- **Given task**:
Write the records out again exactly, leaving no images in.

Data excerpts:
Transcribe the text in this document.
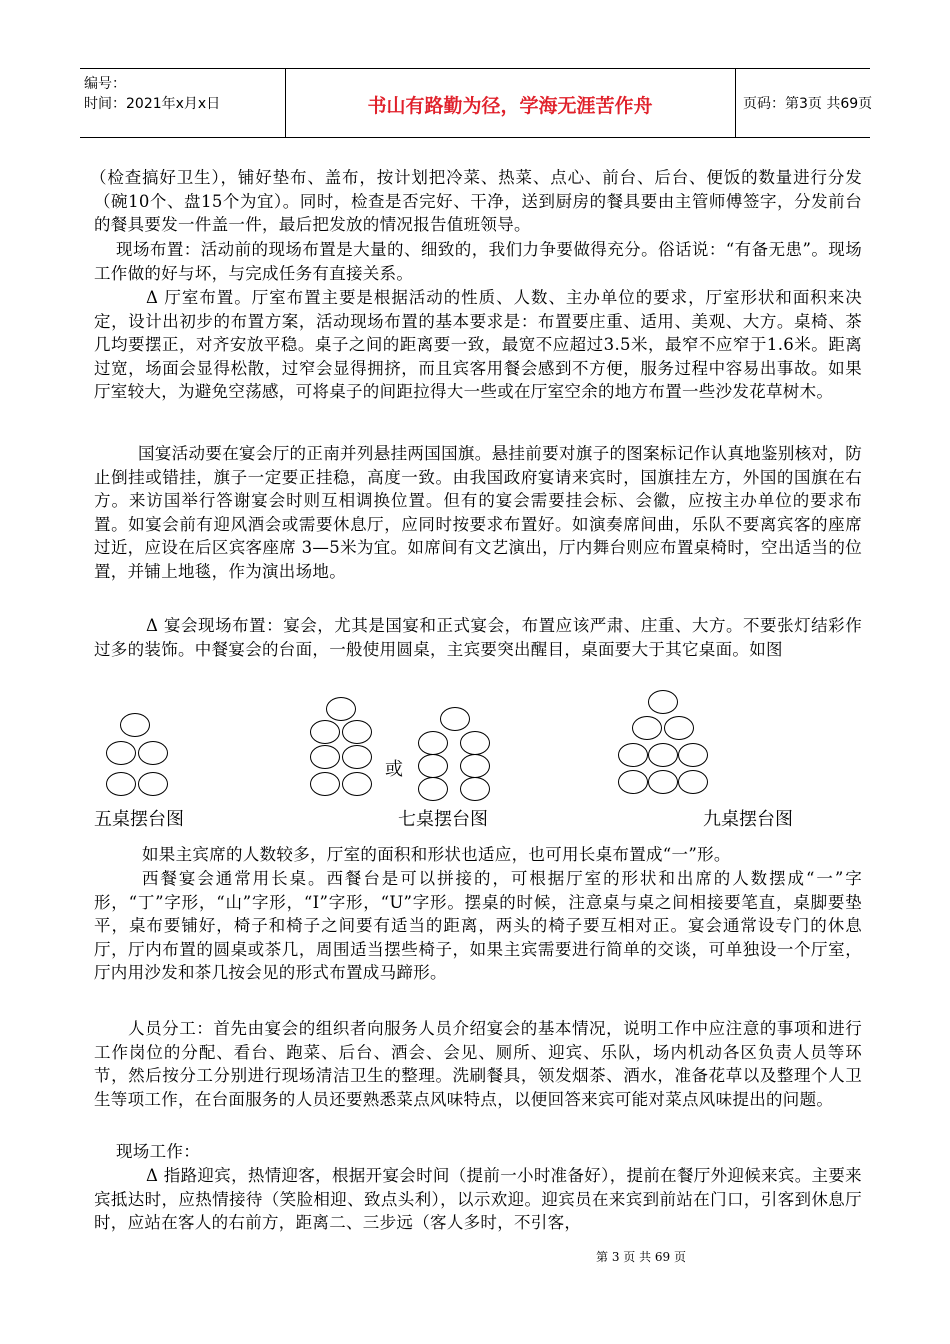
编号：
时间：2021年x月x日	书山有路勤为径，学海无涯苦作舟	页码：第3页 共69页
（检查搞好卫生），铺好垫布、盖布，按计划把冷菜、热菜、点心、前台、后台、便饭的数量进行分发（碗10个、盘15个为宜）。同时，检查是否完好、干净，送到厨房的餐具要由主管师傅签字，分发前台的餐具要发一件盖一件，最后把发放的情况报告值班领导。
现场布置：活动前的现场布置是大量的、细致的，我们力争要做得充分。俗话说：“有备无患”。现场工作做的好与坏，与完成任务有直接关系。
Δ 厅室布置。厅室布置主要是根据活动的性质、人数、主办单位的要求，厅室形状和面积来决定，设计出初步的布置方案，活动现场布置的基本要求是：布置要庄重、适用、美观、大方。桌椅、茶几均要摆正，对齐安放平稳。桌子之间的距离要一致，最宽不应超过3.5米，最窄不应窄于1.6米。距离过宽，场面会显得松散，过窄会显得拥挤，而且宾客用餐会感到不方便，服务过程中容易出事故。如果厅室较大，为避免空荡感，可将桌子的间距拉得大一些或在厅室空余的地方布置一些沙发花草树木。
国宴活动要在宴会厅的正南并列悬挂两国国旗。悬挂前要对旗子的图案标记作认真地鉴别核对，防止倒挂或错挂，旗子一定要正挂稳，高度一致。由我国政府宴请来宾时，国旗挂左方，外国的国旗在右方。来访国举行答谢宴会时则互相调换位置。但有的宴会需要挂会标、会徽，应按主办单位的要求布置。如宴会前有迎风酒会或需要休息厅，应同时按要求布置好。如演奏席间曲，乐队不要离宾客的座席过近，应设在后区宾客座席 3—5米为宜。如席间有文艺演出，厅内舞台则应布置桌椅时，空出适当的位置，并铺上地毯，作为演出场地。
Δ 宴会现场布置：宴会，尤其是国宴和正式宴会，布置应该严肃、庄重、大方。不要张灯结彩作过多的装饰。中餐宴会的台面，一般使用圆桌，主宾要突出醒目，桌面要大于其它桌面。如图
或
五桌摆台图	七桌摆台图	九桌摆台图
如果主宾席的人数较多，厅室的面积和形状也适应，也可用长桌布置成“一”形。
西餐宴会通常用长桌。西餐台是可以拼接的，可根据厅室的形状和出席的人数摆成“一”字形，“丁”字形，“山”字形，“I”字形，“U”字形。摆桌的时候，注意桌与桌之间相接要笔直，桌脚要垫平，桌布要铺好，椅子和椅子之间要有适当的距离，两头的椅子要互相对正。宴会通常设专门的休息厅，厅内布置的圆桌或茶几，周围适当摆些椅子，如果主宾需要进行简单的交谈，可单独设一个厅室，厅内用沙发和茶几按会见的形式布置成马蹄形。
人员分工：首先由宴会的组织者向服务人员介绍宴会的基本情况，说明工作中应注意的事项和进行工作岗位的分配、看台、跑菜、后台、酒会、会见、厕所、迎宾、乐队，场内机动各区负责人员等环节，然后按分工分别进行现场清洁卫生的整理。洗刷餐具，领发烟茶、酒水，准备花草以及整理个人卫生等项工作，在台面服务的人员还要熟悉菜点风味特点，以便回答来宾可能对菜点风味提出的问题。
现场工作：
Δ 指路迎宾，热情迎客，根据开宴会时间（提前一小时准备好），提前在餐厅外迎候来宾。主要来宾抵达时，应热情接待（笑脸相迎、致点头利），以示欢迎。迎宾员在来宾到前站在门口，引客到休息厅时，应站在客人的右前方，距离二、三步远（客人多时，不引客，
第 3 页 共 69 页
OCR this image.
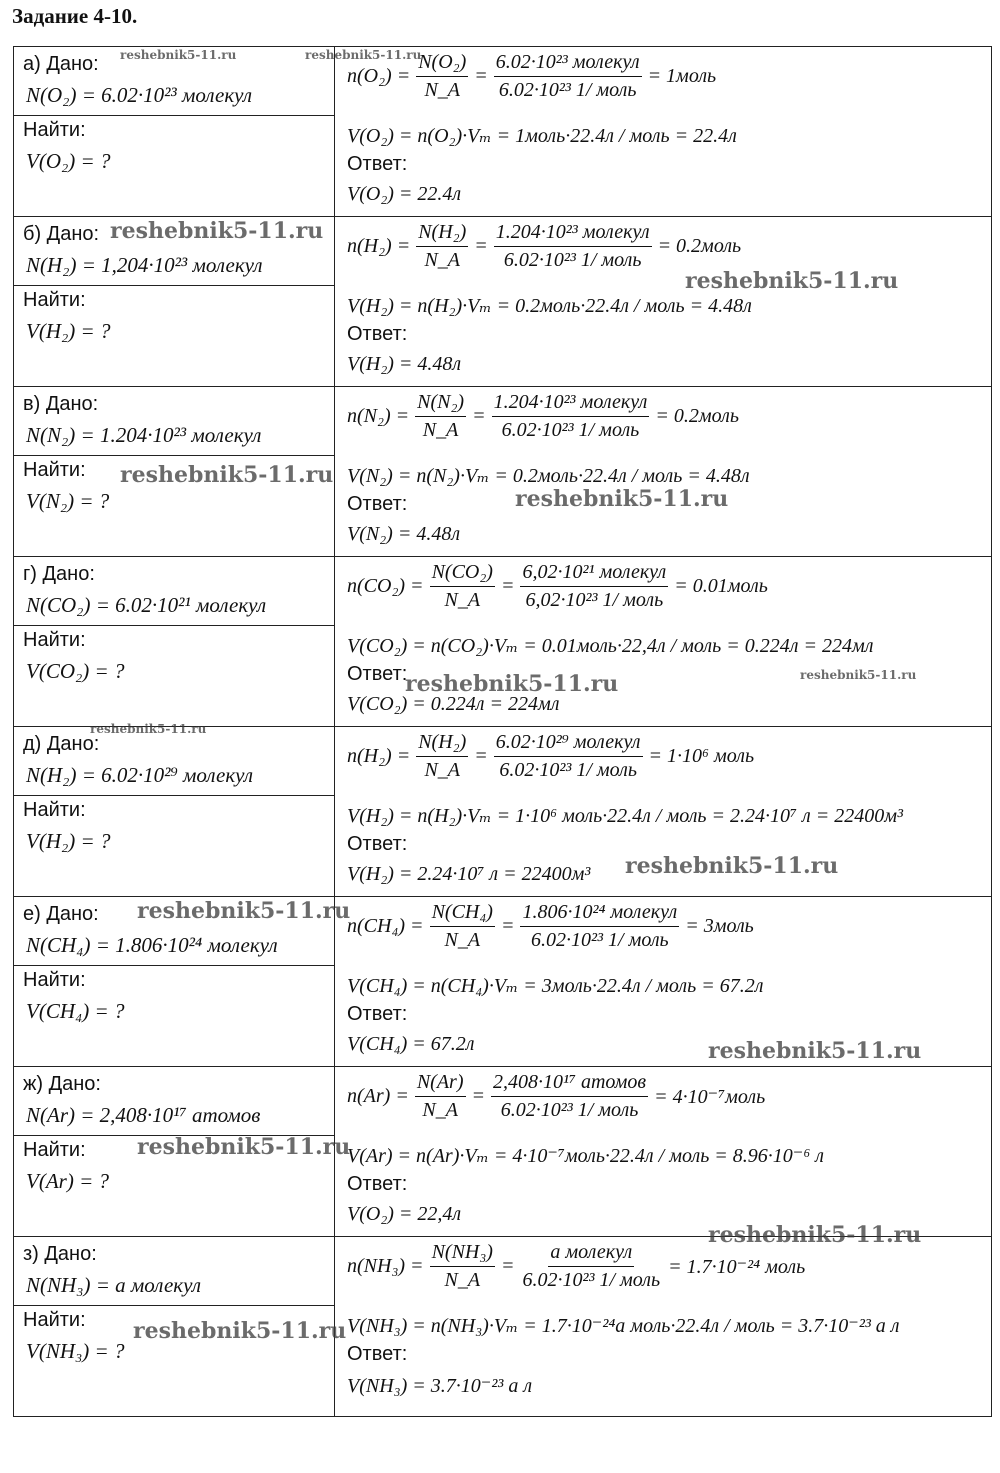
Задание 4-10.
а) Дано:
N(O₂) = 6.02·10²³ молекул
Найти:
V(O₂) = ?
$n(O_2) = \frac{\text{N(O₂)}}{N\_A} = \frac{\text{6.02·10²³ молекул}}{\text{6.02·10²³ 1/ моль}}$ = 1моль
V(O₂) = n(O₂)·Vₘ = 1моль·22.4л / моль = 22.4л
Ответ:
V(O₂) = 22.4л
б) Дано:
N(H₂) = 1,204·10²³ молекул
Найти:
V(H₂) = ?
$n(H_2) = \frac{\text{N(H₂)}}{N\_A} = \frac{\text{1.204·10²³ молекул}}{\text{6.02·10²³ 1/ моль}}$ = 0.2моль
V(H₂) = n(H₂)·Vₘ = 0.2моль·22.4л / моль = 4.48л
Ответ:
V(H₂) = 4.48л
в) Дано:
N(N₂) = 1.204·10²³ молекул
Найти:
V(N₂) = ?
$n(N_2) = \frac{\text{N(N₂)}}{N\_A} = \frac{\text{1.204·10²³ молекул}}{\text{6.02·10²³ 1/ моль}}$ = 0.2моль
V(N₂) = n(N₂)·Vₘ = 0.2моль·22.4л / моль = 4.48л
Ответ:
V(N₂) = 4.48л
г) Дано:
N(CO₂) = 6.02·10²¹ молекул
Найти:
V(CO₂) = ?
$n(CO_2) = \frac{\text{N(CO₂)}}{N\_A} = \frac{\text{6,02·10²¹ молекул}}{\text{6,02·10²³ 1/ моль}}$ = 0.01моль
V(CO₂) = n(CO₂)·Vₘ = 0.01моль·22,4л / моль = 0.224л = 224мл
Ответ:
V(CO₂) = 0.224л = 224мл
д) Дано:
N(H₂) = 6.02·10²⁹ молекул
Найти:
V(H₂) = ?
$n(H_2) = \frac{\text{N(H₂)}}{N\_A} = \frac{\text{6.02·10²⁹ молекул}}{\text{6.02·10²³ 1/ моль}} = 1\cdot 10^6$ моль
V(H₂) = n(H₂)·Vₘ = 1·10⁶ моль·22.4л / моль = 2.24·10⁷ л = 22400м³
Ответ:
V(H₂) = 2.24·10⁷ л = 22400м³
е) Дано:
N(CH₄) = 1.806·10²⁴ молекул
Найти:
V(CH₄) = ?
$n(CH_4) = \frac{\text{N(CH₄)}}{N\_A} = \frac{\text{1.806·10²⁴ молекул}}{\text{6.02·10²³ 1/ моль}}$ = 3моль
V(CH₄) = n(CH₄)·Vₘ = 3моль·22.4л / моль = 67.2л
Ответ:
V(CH₄) = 67.2л
ж) Дано:
N(Ar) = 2,408·10¹⁷ атомов
Найти:
V(Ar) = ?
$n(Ar) = \frac{N(Ar)}{N\_A} = \frac{\text{2,408·10¹⁷ атомов}}{\text{6.02·10²³ 1/ моль}}$ = 4·10⁻⁷моль
V(Ar) = n(Ar)·Vₘ = 4·10⁻⁷моль·22.4л / моль = 8.96·10⁻⁶ л
Ответ:
V(O₂) = 22,4л
з) Дано:
N(NH₃) = a молекул
Найти:
V(NH₃) = ?
$n(NH_3) = \frac{\text{N(NH₃)}}{N\_A} = \frac{\text{a молекул}}{\text{6.02·10²³ 1/ моль}} = 1.7\cdot 10^{-24}$ моль
V(NH₃) = n(NH₃)·Vₘ = 1.7·10⁻²⁴a моль·22.4л / моль = 3.7·10⁻²³ a л
Ответ:
V(NH₃) = 3.7·10⁻²³ a л
reshebnik5-11.ru	reshebnik5-11.ru
reshebnik5-11.ru
reshebnik5-11.ru
reshebnik5-11.ru
reshebnik5-11.ru
reshebnik5-11.ru	reshebnik5-11.ru
reshebnik5-11.ru
reshebnik5-11.ru
reshebnik5-11.ru
reshebnik5-11.ru
reshebnik5-11.ru
reshebnik5-11.ru
reshebnik5-11.ru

- **Output of the exercise**:
Transcribe the text in this document.
编号：
时间：2021年x月x日	书山有路勤为径，学海无涯苦作舟	页码：第3页 共69页
（检查搞好卫生），铺好垫布、盖布，按计划把冷菜、热菜、点心、前台、后台、便饭的数量进行分发（碗10个、盘15个为宜）。同时，检查是否完好、干净，送到厨房的餐具要由主管师傅签字，分发前台的餐具要发一件盖一件，最后把发放的情况报告值班领导。
现场布置：活动前的现场布置是大量的、细致的，我们力争要做得充分。俗话说：“有备无患”。现场工作做的好与坏，与完成任务有直接关系。
Δ 厅室布置。厅室布置主要是根据活动的性质、人数、主办单位的要求，厅室形状和面积来决定，设计出初步的布置方案，活动现场布置的基本要求是：布置要庄重、适用、美观、大方。桌椅、茶几均要摆正，对齐安放平稳。桌子之间的距离要一致，最宽不应超过3.5米，最窄不应窄于1.6米。距离过宽，场面会显得松散，过窄会显得拥挤，而且宾客用餐会感到不方便，服务过程中容易出事故。如果厅室较大，为避免空荡感，可将桌子的间距拉得大一些或在厅室空余的地方布置一些沙发花草树木。
国宴活动要在宴会厅的正南并列悬挂两国国旗。悬挂前要对旗子的图案标记作认真地鉴别核对，防止倒挂或错挂，旗子一定要正挂稳，高度一致。由我国政府宴请来宾时，国旗挂左方，外国的国旗在右方。来访国举行答谢宴会时则互相调换位置。但有的宴会需要挂会标、会徽，应按主办单位的要求布置。如宴会前有迎风酒会或需要休息厅，应同时按要求布置好。如演奏席间曲，乐队不要离宾客的座席过近，应设在后区宾客座席 3—5米为宜。如席间有文艺演出，厅内舞台则应布置桌椅时，空出适当的位置，并铺上地毯，作为演出场地。
Δ 宴会现场布置：宴会，尤其是国宴和正式宴会，布置应该严肃、庄重、大方。不要张灯结彩作过多的装饰。中餐宴会的台面，一般使用圆桌，主宾要突出醒目，桌面要大于其它桌面。如图
或
五桌摆台图	七桌摆台图	九桌摆台图
如果主宾席的人数较多，厅室的面积和形状也适应，也可用长桌布置成“一”形。
西餐宴会通常用长桌。西餐台是可以拼接的，可根据厅室的形状和出席的人数摆成“一”字形，“丁”字形，“山”字形，“I”字形，“U”字形。摆桌的时候，注意桌与桌之间相接要笔直，桌脚要垫平，桌布要铺好，椅子和椅子之间要有适当的距离，两头的椅子要互相对正。宴会通常设专门的休息厅，厅内布置的圆桌或茶几，周围适当摆些椅子，如果主宾需要进行简单的交谈，可单独设一个厅室，厅内用沙发和茶几按会见的形式布置成马蹄形。
人员分工：首先由宴会的组织者向服务人员介绍宴会的基本情况，说明工作中应注意的事项和进行工作岗位的分配、看台、跑菜、后台、酒会、会见、厕所、迎宾、乐队，场内机动各区负责人员等环节，然后按分工分别进行现场清洁卫生的整理。洗刷餐具，领发烟茶、酒水，准备花草以及整理个人卫生等项工作，在台面服务的人员还要熟悉菜点风味特点，以便回答来宾可能对菜点风味提出的问题。
现场工作：
Δ 指路迎宾，热情迎客，根据开宴会时间（提前一小时准备好），提前在餐厅外迎候来宾。主要来宾抵达时，应热情接待（笑脸相迎、致点头利），以示欢迎。迎宾员在来宾到前站在门口，引客到休息厅时，应站在客人的右前方，距离二、三步远（客人多时，不引客，
第 3 页 共 69 页
OCR this image.
Задание 4-10.
а) Дано:
N(O₂) = 6.02·10²³ молекул
Найти:
V(O₂) = ?
$n(O_2) = \frac{\text{N(O₂)}}{N\_A} = \frac{\text{6.02·10²³ молекул}}{\text{6.02·10²³ 1/ моль}}$ = 1моль
V(O₂) = n(O₂)·Vₘ = 1моль·22.4л / моль = 22.4л
Ответ:
V(O₂) = 22.4л
б) Дано:
N(H₂) = 1,204·10²³ молекул
Найти:
V(H₂) = ?
$n(H_2) = \frac{\text{N(H₂)}}{N\_A} = \frac{\text{1.204·10²³ молекул}}{\text{6.02·10²³ 1/ моль}}$ = 0.2моль
V(H₂) = n(H₂)·Vₘ = 0.2моль·22.4л / моль = 4.48л
Ответ:
V(H₂) = 4.48л
в) Дано:
N(N₂) = 1.204·10²³ молекул
Найти:
V(N₂) = ?
$n(N_2) = \frac{\text{N(N₂)}}{N\_A} = \frac{\text{1.204·10²³ молекул}}{\text{6.02·10²³ 1/ моль}}$ = 0.2моль
V(N₂) = n(N₂)·Vₘ = 0.2моль·22.4л / моль = 4.48л
Ответ:
V(N₂) = 4.48л
г) Дано:
N(CO₂) = 6.02·10²¹ молекул
Найти:
V(CO₂) = ?
$n(CO_2) = \frac{\text{N(CO₂)}}{N\_A} = \frac{\text{6,02·10²¹ молекул}}{\text{6,02·10²³ 1/ моль}}$ = 0.01моль
V(CO₂) = n(CO₂)·Vₘ = 0.01моль·22,4л / моль = 0.224л = 224мл
Ответ:
V(CO₂) = 0.224л = 224мл
д) Дано:
N(H₂) = 6.02·10²⁹ молекул
Найти:
V(H₂) = ?
$n(H_2) = \frac{\text{N(H₂)}}{N\_A} = \frac{\text{6.02·10²⁹ молекул}}{\text{6.02·10²³ 1/ моль}} = 1\cdot 10^6$ моль
V(H₂) = n(H₂)·Vₘ = 1·10⁶ моль·22.4л / моль = 2.24·10⁷ л = 22400м³
Ответ:
V(H₂) = 2.24·10⁷ л = 22400м³
е) Дано:
N(CH₄) = 1.806·10²⁴ молекул
Найти:
V(CH₄) = ?
$n(CH_4) = \frac{\text{N(CH₄)}}{N\_A} = \frac{\text{1.806·10²⁴ молекул}}{\text{6.02·10²³ 1/ моль}}$ = 3моль
V(CH₄) = n(CH₄)·Vₘ = 3моль·22.4л / моль = 67.2л
Ответ:
V(CH₄) = 67.2л
ж) Дано:
N(Ar) = 2,408·10¹⁷ атомов
Найти:
V(Ar) = ?
$n(Ar) = \frac{N(Ar)}{N\_A} = \frac{\text{2,408·10¹⁷ атомов}}{\text{6.02·10²³ 1/ моль}}$ = 4·10⁻⁷моль
V(Ar) = n(Ar)·Vₘ = 4·10⁻⁷моль·22.4л / моль = 8.96·10⁻⁶ л
Ответ:
V(O₂) = 22,4л
з) Дано:
N(NH₃) = a молекул
Найти:
V(NH₃) = ?
$n(NH_3) = \frac{\text{N(NH₃)}}{N\_A} = \frac{\text{a молекул}}{\text{6.02·10²³ 1/ моль}} = 1.7\cdot 10^{-24}$ моль
V(NH₃) = n(NH₃)·Vₘ = 1.7·10⁻²⁴a моль·22.4л / моль = 3.7·10⁻²³ a л
Ответ:
V(NH₃) = 3.7·10⁻²³ a л
reshebnik5-11.ru	reshebnik5-11.ru
reshebnik5-11.ru
reshebnik5-11.ru
reshebnik5-11.ru
reshebnik5-11.ru
reshebnik5-11.ru	reshebnik5-11.ru
reshebnik5-11.ru
reshebnik5-11.ru
reshebnik5-11.ru
reshebnik5-11.ru
reshebnik5-11.ru
reshebnik5-11.ru
reshebnik5-11.ru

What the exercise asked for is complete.